WHAT YOU NEED TO DO:
Repeat the listing below in full, exactly as it stands.

INPUT MATERIAL:
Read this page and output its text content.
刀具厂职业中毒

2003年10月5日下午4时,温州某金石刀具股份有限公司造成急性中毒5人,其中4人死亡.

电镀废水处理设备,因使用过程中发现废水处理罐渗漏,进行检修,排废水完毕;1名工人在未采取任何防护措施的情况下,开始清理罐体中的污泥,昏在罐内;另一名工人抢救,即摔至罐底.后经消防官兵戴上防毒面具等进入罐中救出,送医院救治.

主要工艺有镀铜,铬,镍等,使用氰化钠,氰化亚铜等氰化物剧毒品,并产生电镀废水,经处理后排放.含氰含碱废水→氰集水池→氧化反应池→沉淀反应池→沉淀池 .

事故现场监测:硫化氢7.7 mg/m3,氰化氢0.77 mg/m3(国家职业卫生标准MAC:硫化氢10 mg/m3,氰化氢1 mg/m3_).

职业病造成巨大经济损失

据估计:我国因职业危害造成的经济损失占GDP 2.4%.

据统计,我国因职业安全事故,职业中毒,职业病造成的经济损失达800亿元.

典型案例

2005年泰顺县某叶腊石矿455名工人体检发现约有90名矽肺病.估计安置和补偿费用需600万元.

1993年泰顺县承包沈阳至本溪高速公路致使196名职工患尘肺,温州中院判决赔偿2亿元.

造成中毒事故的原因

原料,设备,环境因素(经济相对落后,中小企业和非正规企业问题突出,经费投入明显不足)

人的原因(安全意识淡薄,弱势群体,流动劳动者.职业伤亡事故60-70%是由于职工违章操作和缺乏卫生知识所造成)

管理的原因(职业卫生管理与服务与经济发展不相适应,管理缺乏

SOLUTION FOR THIS PROBLEM:
Read this page and output its text content.
刀具厂职业中毒

2003年10月5日下午4时,温州某金石刀具股份有限公司造成急性中毒5人,其中4人死亡.

电镀废水处理设备,因使用过程中发现废水处理罐渗漏,进行检修,排废水完毕;1名工人在未采取任何防护措施的情况下,开始清理罐体中的污泥,昏在罐内;另一名工人抢救,即摔至罐底.后经消防官兵戴上防毒面具等进入罐中救出,送医院救治.

主要工艺有镀铜,铬,镍等,使用氰化钠,氰化亚铜等氰化物剧毒品,并产生电镀废水,经处理后排放.含氰含碱废水→氰集水池→氧化反应池→沉淀反应池→沉淀池 .

事故现场监测:硫化氢7.7 mg/m3,氰化氢0.77 mg/m3(国家职业卫生标准MAC:硫化氢10 mg/m3,氰化氢1 mg/m3_).

职业病造成巨大经济损失

据估计:我国因职业危害造成的经济损失占GDP 2.4%.

据统计,我国因职业安全事故,职业中毒,职业病造成的经济损失达800亿元.

典型案例

2005年泰顺县某叶腊石矿455名工人体检发现约有90名矽肺病.估计安置和补偿费用需600万元.

1993年泰顺县承包沈阳至本溪高速公路致使196名职工患尘肺,温州中院判决赔偿2亿元.

造成中毒事故的原因

原料,设备,环境因素(经济相对落后,中小企业和非正规企业问题突出,经费投入明显不足)

人的原因(安全意识淡薄,弱势群体,流动劳动者.职业伤亡事故60-70%是由于职工违章操作和缺乏卫生知识所造成)

管理的原因(职业卫生管理与服务与经济发展不相适应,管理缺乏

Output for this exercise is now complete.